Task objective
Wherever "Analyseverfahrensklassen" appears in a line, list that line.

Information shown
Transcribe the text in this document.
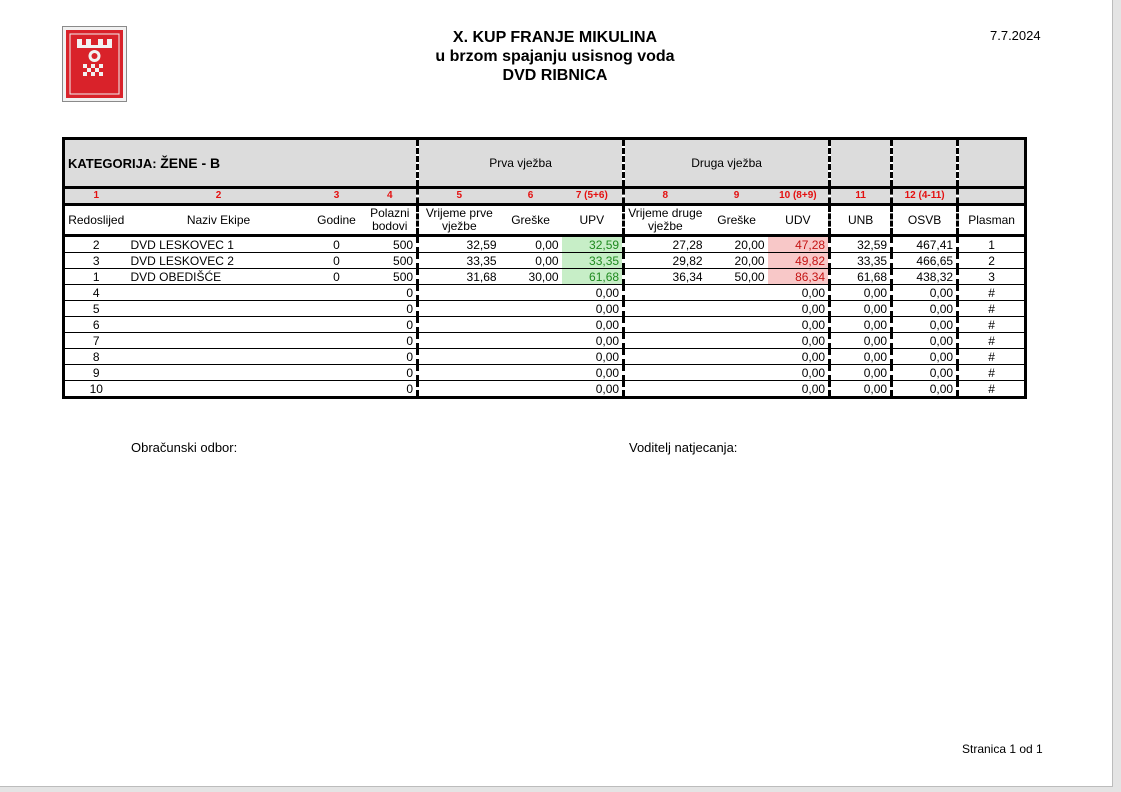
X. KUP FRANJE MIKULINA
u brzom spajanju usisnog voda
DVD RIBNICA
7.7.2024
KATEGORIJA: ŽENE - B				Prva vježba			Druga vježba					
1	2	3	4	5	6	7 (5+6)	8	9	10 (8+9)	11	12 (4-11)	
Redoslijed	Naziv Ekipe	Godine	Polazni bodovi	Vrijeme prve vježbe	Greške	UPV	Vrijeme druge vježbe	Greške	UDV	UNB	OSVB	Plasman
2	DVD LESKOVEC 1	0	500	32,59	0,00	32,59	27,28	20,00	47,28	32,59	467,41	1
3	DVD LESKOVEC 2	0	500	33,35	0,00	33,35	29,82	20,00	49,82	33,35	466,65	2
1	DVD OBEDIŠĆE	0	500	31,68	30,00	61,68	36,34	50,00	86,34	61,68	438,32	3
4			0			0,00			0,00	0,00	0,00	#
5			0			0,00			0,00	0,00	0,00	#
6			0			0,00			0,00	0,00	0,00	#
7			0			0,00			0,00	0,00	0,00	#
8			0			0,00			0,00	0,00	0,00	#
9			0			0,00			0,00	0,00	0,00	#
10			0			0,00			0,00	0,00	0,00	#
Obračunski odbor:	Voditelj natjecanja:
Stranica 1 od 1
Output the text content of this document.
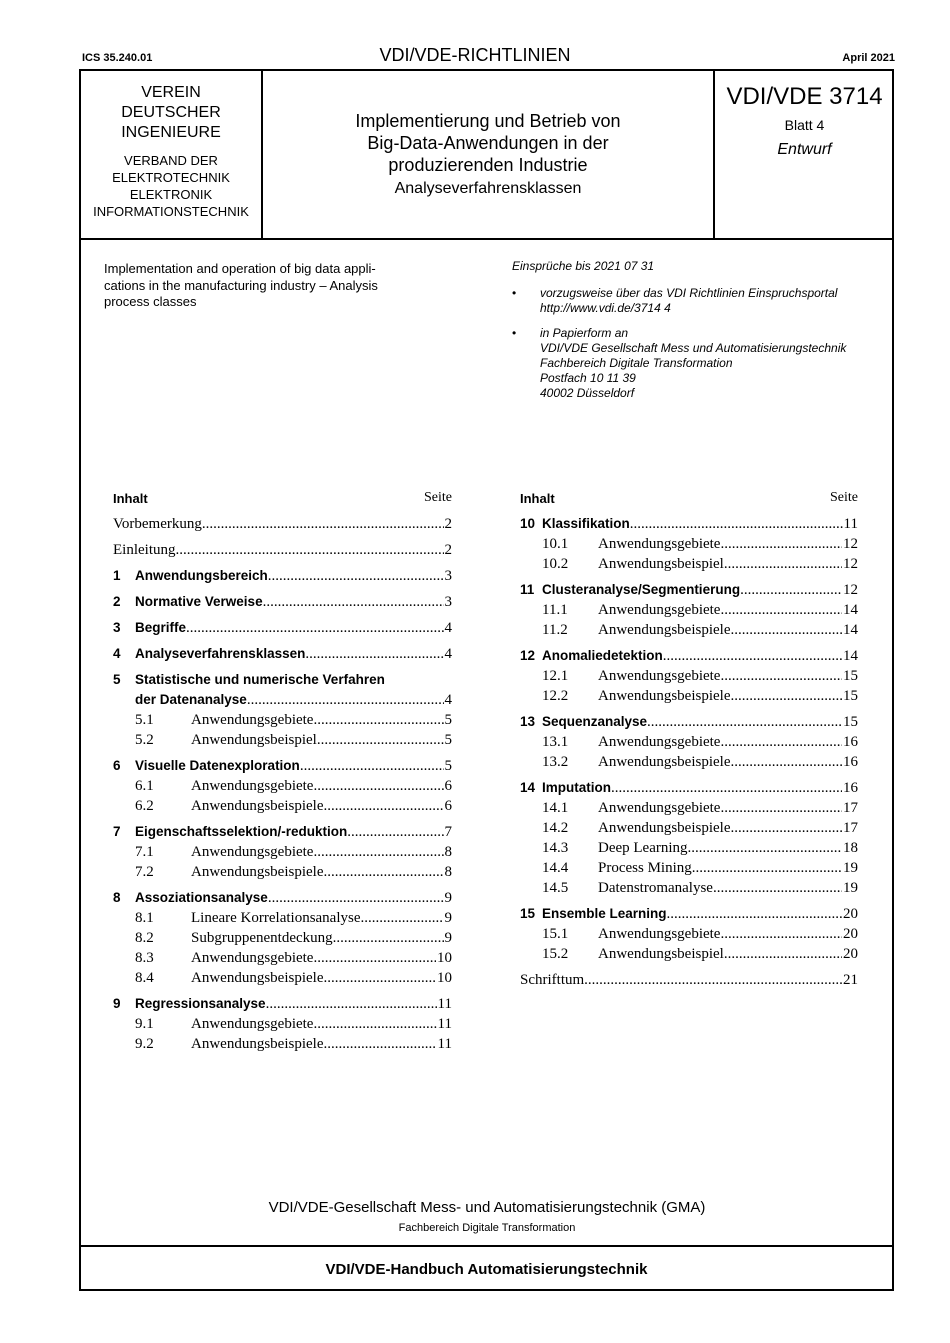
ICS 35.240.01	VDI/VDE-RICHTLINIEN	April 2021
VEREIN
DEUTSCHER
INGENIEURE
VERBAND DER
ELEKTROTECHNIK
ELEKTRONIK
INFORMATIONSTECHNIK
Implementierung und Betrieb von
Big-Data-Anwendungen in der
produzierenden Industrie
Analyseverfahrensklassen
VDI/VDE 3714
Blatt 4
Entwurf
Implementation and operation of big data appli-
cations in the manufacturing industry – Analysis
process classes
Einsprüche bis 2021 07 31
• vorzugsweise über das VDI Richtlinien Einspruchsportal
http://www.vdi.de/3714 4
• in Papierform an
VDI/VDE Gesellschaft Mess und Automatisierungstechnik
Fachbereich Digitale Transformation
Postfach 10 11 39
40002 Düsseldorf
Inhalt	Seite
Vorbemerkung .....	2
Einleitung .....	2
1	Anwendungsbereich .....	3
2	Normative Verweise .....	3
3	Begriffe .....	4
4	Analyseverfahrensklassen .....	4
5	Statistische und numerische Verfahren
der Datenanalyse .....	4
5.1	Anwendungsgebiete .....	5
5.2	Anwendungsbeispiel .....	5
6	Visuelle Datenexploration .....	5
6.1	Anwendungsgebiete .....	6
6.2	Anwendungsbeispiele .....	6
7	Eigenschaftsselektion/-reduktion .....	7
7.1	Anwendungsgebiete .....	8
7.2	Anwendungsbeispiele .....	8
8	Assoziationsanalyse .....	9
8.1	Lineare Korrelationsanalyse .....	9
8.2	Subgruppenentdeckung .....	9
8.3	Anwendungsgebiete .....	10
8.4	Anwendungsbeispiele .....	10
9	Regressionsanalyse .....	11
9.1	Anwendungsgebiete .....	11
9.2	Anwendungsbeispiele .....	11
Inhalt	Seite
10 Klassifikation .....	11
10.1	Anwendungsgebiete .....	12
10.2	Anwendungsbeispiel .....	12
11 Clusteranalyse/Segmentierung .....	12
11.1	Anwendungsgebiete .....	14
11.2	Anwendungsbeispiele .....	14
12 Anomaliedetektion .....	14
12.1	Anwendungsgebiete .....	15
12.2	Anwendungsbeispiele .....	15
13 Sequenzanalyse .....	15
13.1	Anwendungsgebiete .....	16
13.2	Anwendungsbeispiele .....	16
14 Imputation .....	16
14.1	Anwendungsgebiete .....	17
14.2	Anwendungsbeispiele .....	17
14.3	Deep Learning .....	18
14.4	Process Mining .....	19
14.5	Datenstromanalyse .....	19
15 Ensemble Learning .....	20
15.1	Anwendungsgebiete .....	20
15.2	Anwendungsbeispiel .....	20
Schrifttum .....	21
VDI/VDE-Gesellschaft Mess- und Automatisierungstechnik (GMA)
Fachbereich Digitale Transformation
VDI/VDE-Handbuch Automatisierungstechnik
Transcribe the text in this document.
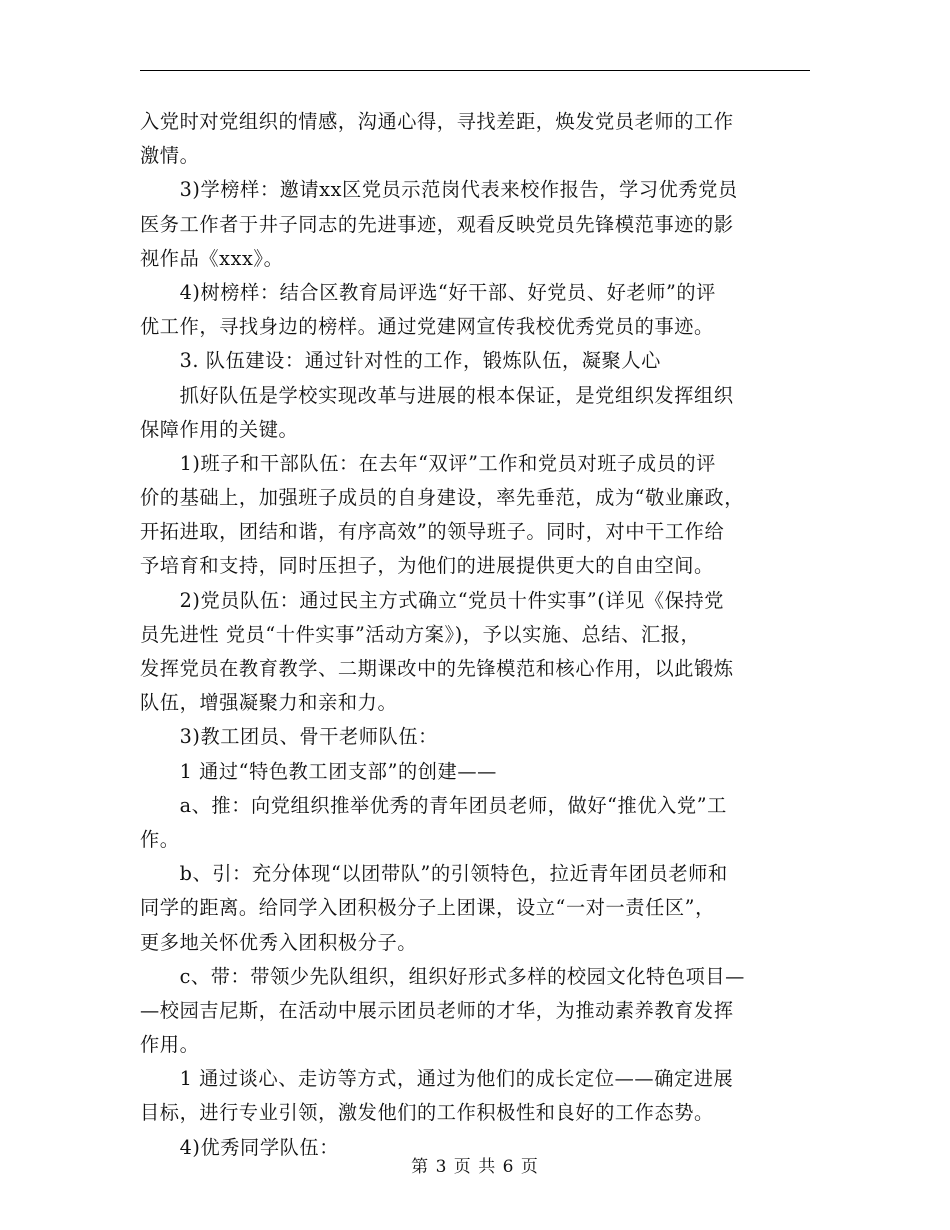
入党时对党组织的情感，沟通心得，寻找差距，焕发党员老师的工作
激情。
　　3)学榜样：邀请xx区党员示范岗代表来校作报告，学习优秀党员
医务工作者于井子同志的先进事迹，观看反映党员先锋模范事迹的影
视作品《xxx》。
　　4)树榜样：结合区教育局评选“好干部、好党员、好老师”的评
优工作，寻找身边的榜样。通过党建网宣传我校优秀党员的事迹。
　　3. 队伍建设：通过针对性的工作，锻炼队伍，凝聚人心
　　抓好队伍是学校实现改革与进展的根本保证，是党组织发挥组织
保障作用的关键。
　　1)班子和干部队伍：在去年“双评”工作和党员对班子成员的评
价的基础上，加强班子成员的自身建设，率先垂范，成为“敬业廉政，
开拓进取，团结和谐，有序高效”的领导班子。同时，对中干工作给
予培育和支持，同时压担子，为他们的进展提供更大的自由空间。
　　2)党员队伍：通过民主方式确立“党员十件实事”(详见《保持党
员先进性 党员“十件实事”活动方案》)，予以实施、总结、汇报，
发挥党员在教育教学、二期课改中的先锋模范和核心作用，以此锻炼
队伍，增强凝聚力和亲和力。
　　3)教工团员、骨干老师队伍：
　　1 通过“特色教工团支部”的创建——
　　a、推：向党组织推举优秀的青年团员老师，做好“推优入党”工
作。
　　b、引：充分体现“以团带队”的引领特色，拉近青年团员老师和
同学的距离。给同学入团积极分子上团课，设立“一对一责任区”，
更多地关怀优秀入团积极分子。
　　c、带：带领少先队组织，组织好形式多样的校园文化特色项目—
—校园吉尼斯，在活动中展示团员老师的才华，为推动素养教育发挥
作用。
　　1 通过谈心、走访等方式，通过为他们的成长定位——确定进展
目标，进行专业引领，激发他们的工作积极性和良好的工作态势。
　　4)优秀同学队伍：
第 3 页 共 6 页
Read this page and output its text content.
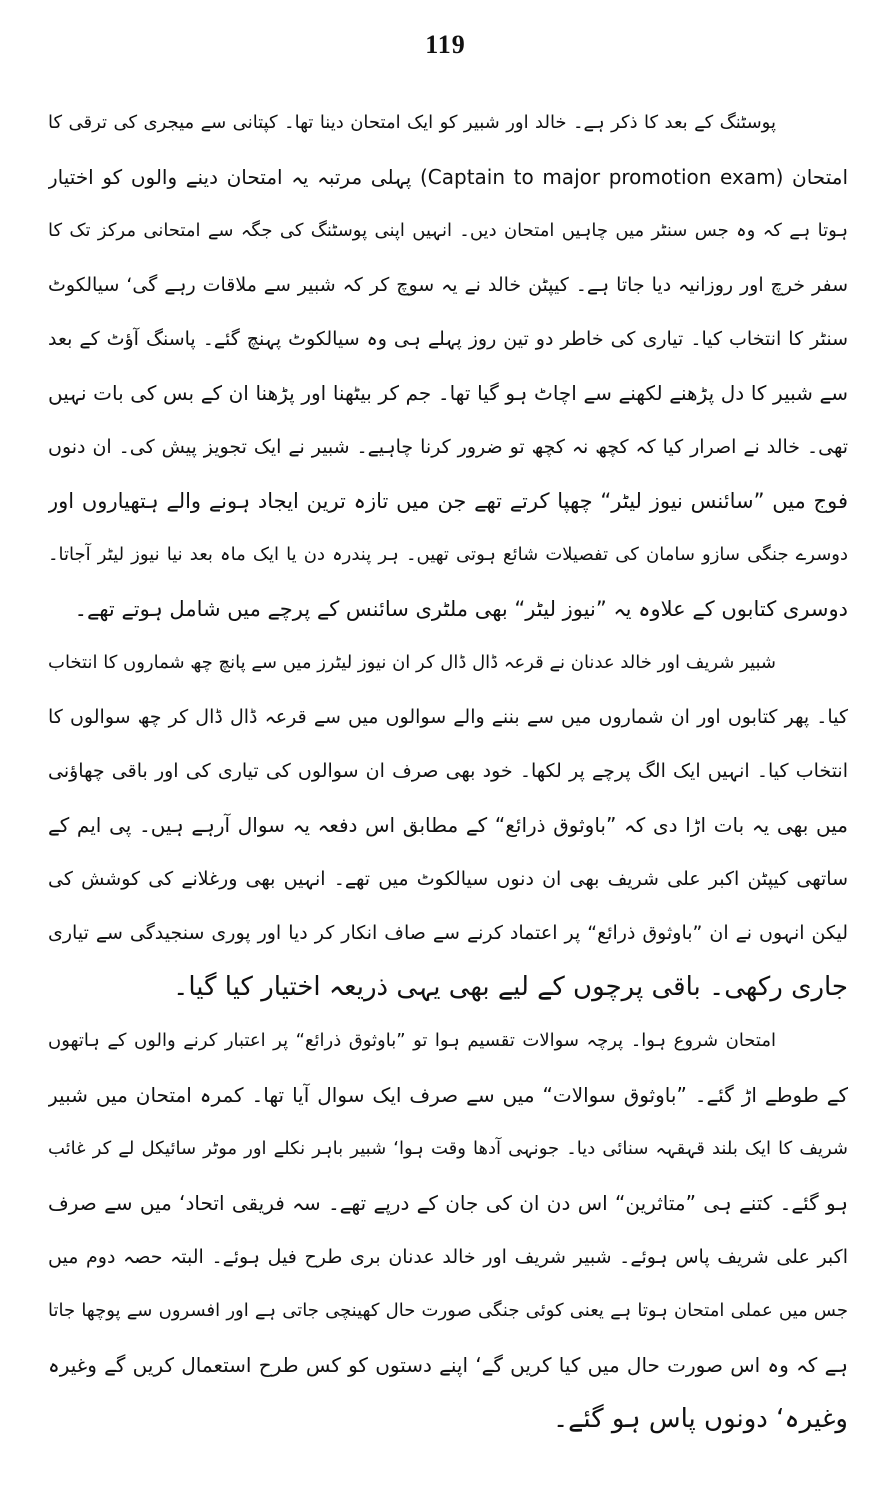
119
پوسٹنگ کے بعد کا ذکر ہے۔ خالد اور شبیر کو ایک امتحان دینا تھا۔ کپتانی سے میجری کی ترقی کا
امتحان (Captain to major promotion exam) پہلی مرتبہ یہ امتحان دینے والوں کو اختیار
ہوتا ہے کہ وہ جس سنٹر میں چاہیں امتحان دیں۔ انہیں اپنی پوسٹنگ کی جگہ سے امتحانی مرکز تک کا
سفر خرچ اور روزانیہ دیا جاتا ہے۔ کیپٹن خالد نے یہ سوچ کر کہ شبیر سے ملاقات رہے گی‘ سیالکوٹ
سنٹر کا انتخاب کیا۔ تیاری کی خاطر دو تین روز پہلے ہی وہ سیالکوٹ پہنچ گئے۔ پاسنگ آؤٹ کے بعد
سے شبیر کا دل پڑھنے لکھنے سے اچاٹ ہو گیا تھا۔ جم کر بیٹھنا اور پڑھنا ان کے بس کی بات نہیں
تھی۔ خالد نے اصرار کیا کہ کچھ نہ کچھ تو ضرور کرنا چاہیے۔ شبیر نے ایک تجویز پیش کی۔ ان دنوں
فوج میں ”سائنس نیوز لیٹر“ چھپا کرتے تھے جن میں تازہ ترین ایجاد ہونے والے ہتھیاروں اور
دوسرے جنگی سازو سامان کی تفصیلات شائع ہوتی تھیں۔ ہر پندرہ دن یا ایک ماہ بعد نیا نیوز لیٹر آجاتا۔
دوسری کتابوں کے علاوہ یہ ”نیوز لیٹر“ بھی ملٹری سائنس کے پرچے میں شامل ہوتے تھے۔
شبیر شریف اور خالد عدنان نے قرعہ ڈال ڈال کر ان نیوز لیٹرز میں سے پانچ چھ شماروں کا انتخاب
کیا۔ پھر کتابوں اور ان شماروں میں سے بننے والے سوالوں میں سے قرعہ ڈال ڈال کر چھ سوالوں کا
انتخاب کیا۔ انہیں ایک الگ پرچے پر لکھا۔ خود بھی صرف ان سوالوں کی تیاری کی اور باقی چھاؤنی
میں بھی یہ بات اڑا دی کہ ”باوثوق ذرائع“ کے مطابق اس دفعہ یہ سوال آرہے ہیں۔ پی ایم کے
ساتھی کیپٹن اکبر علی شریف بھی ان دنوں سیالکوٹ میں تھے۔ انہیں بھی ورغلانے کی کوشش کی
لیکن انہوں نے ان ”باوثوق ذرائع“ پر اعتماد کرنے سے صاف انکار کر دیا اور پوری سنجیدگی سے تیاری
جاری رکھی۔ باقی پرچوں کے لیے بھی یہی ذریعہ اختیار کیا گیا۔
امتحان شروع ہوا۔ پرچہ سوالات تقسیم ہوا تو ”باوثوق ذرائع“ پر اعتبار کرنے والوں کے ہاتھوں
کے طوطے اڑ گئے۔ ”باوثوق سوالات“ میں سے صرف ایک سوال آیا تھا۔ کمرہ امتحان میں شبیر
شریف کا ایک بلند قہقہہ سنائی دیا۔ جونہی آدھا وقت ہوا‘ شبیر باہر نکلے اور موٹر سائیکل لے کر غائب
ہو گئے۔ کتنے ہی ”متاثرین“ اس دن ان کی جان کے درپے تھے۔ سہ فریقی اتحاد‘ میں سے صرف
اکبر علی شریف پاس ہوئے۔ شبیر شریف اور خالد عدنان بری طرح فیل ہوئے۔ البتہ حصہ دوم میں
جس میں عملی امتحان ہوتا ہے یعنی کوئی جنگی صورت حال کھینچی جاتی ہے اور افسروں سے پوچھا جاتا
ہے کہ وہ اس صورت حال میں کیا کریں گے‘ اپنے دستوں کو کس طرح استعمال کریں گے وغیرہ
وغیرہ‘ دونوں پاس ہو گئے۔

Full answer
Analyseverfahrensklassen
4	Analyseverfahrensklassen .....	4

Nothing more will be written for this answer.